* TASK TO COMPLETE
Look through the records that follow. Copy every line containing the word "Live".
--- start AVAILABLE RECORDS ---
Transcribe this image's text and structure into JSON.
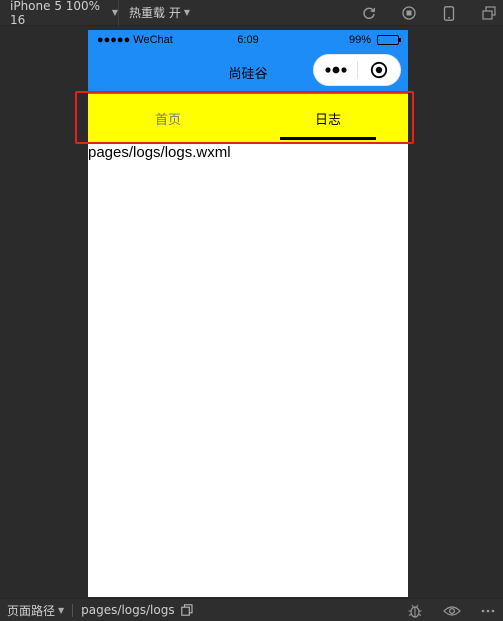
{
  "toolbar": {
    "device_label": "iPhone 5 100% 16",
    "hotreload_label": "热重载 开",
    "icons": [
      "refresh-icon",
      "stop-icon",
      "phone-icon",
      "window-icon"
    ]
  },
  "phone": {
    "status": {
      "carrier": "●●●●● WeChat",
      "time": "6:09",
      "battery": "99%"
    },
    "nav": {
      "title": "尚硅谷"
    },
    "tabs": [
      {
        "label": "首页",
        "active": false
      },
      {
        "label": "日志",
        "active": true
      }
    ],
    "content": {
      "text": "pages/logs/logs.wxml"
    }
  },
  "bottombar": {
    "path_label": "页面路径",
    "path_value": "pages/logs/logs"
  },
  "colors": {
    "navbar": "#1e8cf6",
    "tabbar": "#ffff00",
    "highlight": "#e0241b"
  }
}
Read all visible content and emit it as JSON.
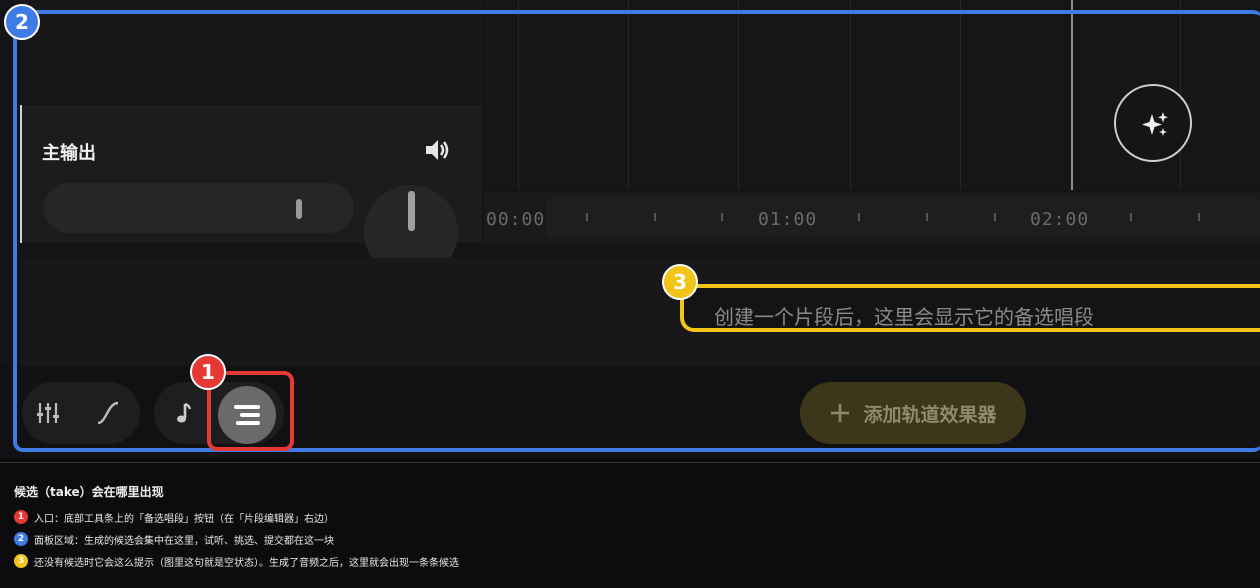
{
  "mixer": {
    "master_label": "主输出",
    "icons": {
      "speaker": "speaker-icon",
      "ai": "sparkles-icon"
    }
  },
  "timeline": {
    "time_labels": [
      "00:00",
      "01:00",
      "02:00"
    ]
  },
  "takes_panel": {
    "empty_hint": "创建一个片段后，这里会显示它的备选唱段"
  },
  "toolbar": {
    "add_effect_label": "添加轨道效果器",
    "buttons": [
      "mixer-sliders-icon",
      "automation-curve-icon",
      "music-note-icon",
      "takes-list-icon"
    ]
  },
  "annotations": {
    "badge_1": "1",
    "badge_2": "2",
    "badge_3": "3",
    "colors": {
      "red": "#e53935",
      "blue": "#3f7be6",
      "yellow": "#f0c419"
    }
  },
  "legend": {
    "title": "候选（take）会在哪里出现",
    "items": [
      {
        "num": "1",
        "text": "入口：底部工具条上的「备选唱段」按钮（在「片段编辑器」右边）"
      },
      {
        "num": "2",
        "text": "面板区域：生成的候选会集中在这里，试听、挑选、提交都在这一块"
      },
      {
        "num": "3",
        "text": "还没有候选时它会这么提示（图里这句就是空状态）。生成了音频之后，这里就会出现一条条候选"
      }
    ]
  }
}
--- end AVAILABLE RECORDS ---
--- start AVAILABLE RECORDS ---
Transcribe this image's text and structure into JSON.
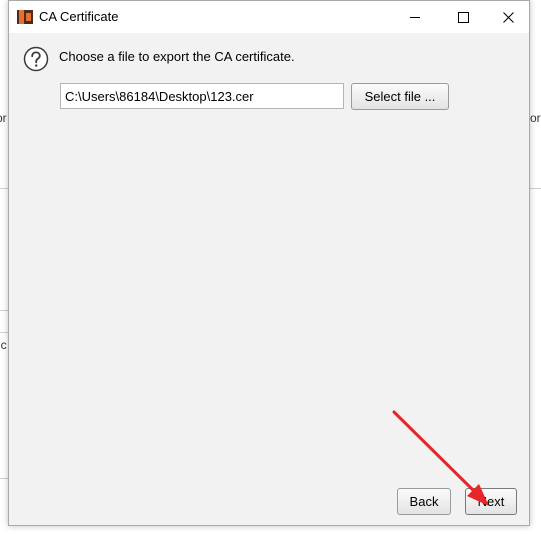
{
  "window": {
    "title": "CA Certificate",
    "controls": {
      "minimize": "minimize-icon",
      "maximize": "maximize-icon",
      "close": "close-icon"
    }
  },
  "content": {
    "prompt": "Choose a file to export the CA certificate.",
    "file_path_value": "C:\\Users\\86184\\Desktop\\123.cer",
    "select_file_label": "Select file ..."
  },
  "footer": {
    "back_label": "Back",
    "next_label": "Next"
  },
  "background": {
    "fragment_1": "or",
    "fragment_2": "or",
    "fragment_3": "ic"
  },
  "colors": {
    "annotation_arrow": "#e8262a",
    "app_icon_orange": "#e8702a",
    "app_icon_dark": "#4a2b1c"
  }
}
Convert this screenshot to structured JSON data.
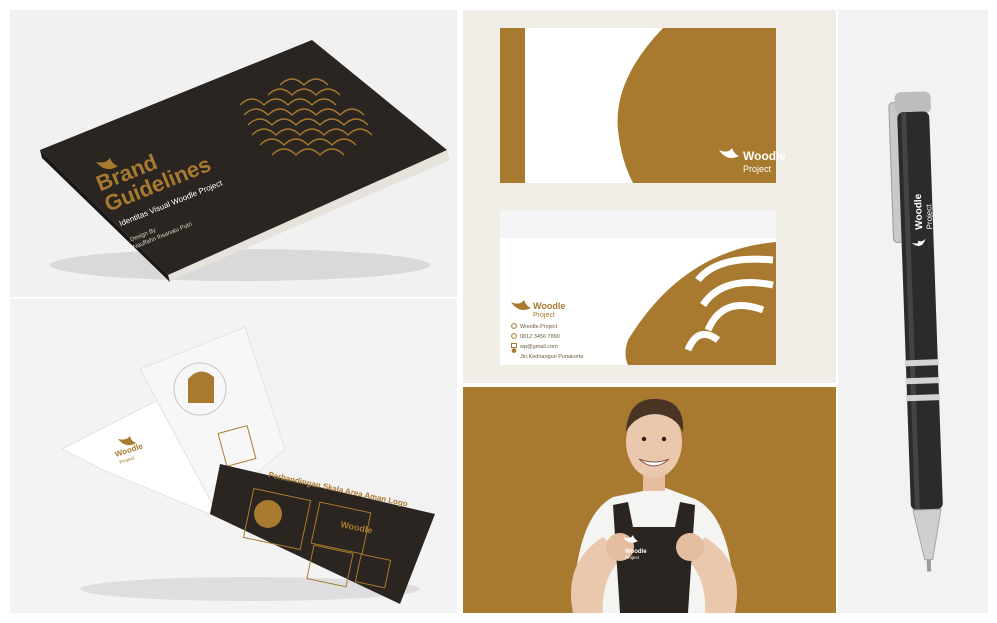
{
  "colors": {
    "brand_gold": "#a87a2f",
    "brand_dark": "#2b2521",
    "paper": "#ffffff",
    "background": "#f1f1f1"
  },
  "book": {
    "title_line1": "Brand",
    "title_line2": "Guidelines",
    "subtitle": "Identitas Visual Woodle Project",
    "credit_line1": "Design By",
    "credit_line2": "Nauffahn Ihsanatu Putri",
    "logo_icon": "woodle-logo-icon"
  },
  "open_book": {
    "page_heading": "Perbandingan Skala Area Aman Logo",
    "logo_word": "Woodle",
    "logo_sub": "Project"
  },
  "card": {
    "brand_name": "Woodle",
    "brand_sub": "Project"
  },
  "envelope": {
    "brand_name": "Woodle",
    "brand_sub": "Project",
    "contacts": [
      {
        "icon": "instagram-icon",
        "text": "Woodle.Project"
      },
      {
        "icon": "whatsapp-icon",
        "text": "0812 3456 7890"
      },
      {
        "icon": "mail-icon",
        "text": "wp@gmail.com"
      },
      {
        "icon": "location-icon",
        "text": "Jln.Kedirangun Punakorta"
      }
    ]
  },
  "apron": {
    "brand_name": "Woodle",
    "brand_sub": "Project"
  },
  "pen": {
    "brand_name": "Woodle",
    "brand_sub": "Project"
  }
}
--- end AVAILABLE RECORDS ---
--- start AVAILABLE RECORDS ---
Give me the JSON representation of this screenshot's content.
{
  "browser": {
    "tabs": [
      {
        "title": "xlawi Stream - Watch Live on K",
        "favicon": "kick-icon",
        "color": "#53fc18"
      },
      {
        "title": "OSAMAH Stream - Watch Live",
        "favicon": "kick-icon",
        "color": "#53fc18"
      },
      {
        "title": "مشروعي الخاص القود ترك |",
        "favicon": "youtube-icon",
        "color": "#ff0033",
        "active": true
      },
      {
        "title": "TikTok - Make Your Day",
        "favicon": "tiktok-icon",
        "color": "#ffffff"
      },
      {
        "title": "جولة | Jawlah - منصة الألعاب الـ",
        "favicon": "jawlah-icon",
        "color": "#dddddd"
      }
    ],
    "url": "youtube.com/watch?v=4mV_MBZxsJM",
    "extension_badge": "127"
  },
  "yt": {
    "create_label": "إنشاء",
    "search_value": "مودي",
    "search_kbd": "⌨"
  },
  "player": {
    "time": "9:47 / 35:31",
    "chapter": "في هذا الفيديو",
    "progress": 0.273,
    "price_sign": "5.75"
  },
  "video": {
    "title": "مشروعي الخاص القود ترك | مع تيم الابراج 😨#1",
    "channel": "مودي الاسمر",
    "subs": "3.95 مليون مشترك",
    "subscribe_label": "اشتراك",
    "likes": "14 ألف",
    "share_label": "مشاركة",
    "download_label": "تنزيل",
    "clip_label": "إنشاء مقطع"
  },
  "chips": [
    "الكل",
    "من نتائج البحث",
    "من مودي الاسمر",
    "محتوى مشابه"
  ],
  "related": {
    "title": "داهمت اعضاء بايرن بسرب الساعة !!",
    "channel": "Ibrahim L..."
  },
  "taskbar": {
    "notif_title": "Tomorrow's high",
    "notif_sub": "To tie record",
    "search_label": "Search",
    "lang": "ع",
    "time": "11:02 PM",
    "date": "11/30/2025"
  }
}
--- end AVAILABLE RECORDS ---
* WRITTEN ANSWER
        "title": "xlawi Stream - Watch Live on K",
        "title": "OSAMAH Stream - Watch Live",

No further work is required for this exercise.